- What you need to do: Repeat all of the data precisely.

* Begin *

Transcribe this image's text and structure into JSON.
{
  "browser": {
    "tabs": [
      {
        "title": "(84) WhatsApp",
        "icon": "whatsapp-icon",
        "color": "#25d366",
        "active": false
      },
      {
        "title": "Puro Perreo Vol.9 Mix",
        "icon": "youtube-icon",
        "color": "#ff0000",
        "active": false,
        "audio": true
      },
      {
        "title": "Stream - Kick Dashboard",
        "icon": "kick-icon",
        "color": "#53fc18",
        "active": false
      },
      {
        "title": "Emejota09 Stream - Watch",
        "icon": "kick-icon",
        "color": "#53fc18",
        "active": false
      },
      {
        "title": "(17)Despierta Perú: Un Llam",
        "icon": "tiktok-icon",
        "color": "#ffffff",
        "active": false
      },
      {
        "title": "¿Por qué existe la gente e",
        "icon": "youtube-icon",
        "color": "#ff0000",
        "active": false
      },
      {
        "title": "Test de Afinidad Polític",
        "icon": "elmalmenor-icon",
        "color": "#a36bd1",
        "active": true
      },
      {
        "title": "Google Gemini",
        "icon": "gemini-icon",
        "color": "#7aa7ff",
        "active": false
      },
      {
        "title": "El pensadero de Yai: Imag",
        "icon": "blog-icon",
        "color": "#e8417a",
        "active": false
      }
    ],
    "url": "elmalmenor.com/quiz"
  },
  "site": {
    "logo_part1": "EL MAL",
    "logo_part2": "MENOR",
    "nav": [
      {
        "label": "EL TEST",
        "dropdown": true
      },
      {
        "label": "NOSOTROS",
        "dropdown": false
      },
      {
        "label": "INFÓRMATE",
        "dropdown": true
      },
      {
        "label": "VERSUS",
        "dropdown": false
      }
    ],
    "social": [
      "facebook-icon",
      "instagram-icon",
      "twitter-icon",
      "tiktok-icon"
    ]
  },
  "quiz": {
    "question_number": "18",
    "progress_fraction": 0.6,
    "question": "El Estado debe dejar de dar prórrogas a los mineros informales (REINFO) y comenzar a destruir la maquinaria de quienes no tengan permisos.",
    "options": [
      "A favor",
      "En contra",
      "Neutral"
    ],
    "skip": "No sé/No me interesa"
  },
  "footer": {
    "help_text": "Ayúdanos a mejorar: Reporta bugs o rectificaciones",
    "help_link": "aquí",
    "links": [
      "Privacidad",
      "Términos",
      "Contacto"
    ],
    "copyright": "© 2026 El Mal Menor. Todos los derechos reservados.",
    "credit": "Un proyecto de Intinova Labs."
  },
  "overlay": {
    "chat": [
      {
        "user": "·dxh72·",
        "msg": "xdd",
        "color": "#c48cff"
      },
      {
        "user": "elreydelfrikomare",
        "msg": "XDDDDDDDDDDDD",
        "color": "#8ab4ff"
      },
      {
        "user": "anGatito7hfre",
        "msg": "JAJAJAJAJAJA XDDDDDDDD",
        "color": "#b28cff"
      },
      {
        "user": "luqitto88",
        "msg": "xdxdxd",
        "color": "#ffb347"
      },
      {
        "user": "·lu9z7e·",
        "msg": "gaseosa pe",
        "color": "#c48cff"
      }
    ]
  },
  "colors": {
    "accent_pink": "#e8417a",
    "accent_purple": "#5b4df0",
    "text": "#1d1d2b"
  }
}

* End *

- Exercise solution:
Transcribe this image's text and structure into JSON.
{
  "browser": {
    "tabs": [
      {
        "title": "(84) WhatsApp",
        "icon": "whatsapp-icon",
        "color": "#25d366",
        "active": false
      },
      {
        "title": "Puro Perreo Vol.9 Mix",
        "icon": "youtube-icon",
        "color": "#ff0000",
        "active": false,
        "audio": true
      },
      {
        "title": "Stream - Kick Dashboard",
        "icon": "kick-icon",
        "color": "#53fc18",
        "active": false
      },
      {
        "title": "Emejota09 Stream - Watch",
        "icon": "kick-icon",
        "color": "#53fc18",
        "active": false
      },
      {
        "title": "(17)Despierta Perú: Un Llam",
        "icon": "tiktok-icon",
        "color": "#ffffff",
        "active": false
      },
      {
        "title": "¿Por qué existe la gente e",
        "icon": "youtube-icon",
        "color": "#ff0000",
        "active": false
      },
      {
        "title": "Test de Afinidad Polític",
        "icon": "elmalmenor-icon",
        "color": "#a36bd1",
        "active": true
      },
      {
        "title": "Google Gemini",
        "icon": "gemini-icon",
        "color": "#7aa7ff",
        "active": false
      },
      {
        "title": "El pensadero de Yai: Imag",
        "icon": "blog-icon",
        "color": "#e8417a",
        "active": false
      }
    ],
    "url": "elmalmenor.com/quiz"
  },
  "site": {
    "logo_part1": "EL MAL",
    "logo_part2": "MENOR",
    "nav": [
      {
        "label": "EL TEST",
        "dropdown": true
      },
      {
        "label": "NOSOTROS",
        "dropdown": false
      },
      {
        "label": "INFÓRMATE",
        "dropdown": true
      },
      {
        "label": "VERSUS",
        "dropdown": false
      }
    ],
    "social": [
      "facebook-icon",
      "instagram-icon",
      "twitter-icon",
      "tiktok-icon"
    ]
  },
  "quiz": {
    "question_number": "18",
    "progress_fraction": 0.6,
    "question": "El Estado debe dejar de dar prórrogas a los mineros informales (REINFO) y comenzar a destruir la maquinaria de quienes no tengan permisos.",
    "options": [
      "A favor",
      "En contra",
      "Neutral"
    ],
    "skip": "No sé/No me interesa"
  },
  "footer": {
    "help_text": "Ayúdanos a mejorar: Reporta bugs o rectificaciones",
    "help_link": "aquí",
    "links": [
      "Privacidad",
      "Términos",
      "Contacto"
    ],
    "copyright": "© 2026 El Mal Menor. Todos los derechos reservados.",
    "credit": "Un proyecto de Intinova Labs."
  },
  "overlay": {
    "chat": [
      {
        "user": "·dxh72·",
        "msg": "xdd",
        "color": "#c48cff"
      },
      {
        "user": "elreydelfrikomare",
        "msg": "XDDDDDDDDDDDD",
        "color": "#8ab4ff"
      },
      {
        "user": "anGatito7hfre",
        "msg": "JAJAJAJAJAJA XDDDDDDDD",
        "color": "#b28cff"
      },
      {
        "user": "luqitto88",
        "msg": "xdxdxd",
        "color": "#ffb347"
      },
      {
        "user": "·lu9z7e·",
        "msg": "gaseosa pe",
        "color": "#c48cff"
      }
    ]
  },
  "colors": {
    "accent_pink": "#e8417a",
    "accent_purple": "#5b4df0",
    "text": "#1d1d2b"
  }
}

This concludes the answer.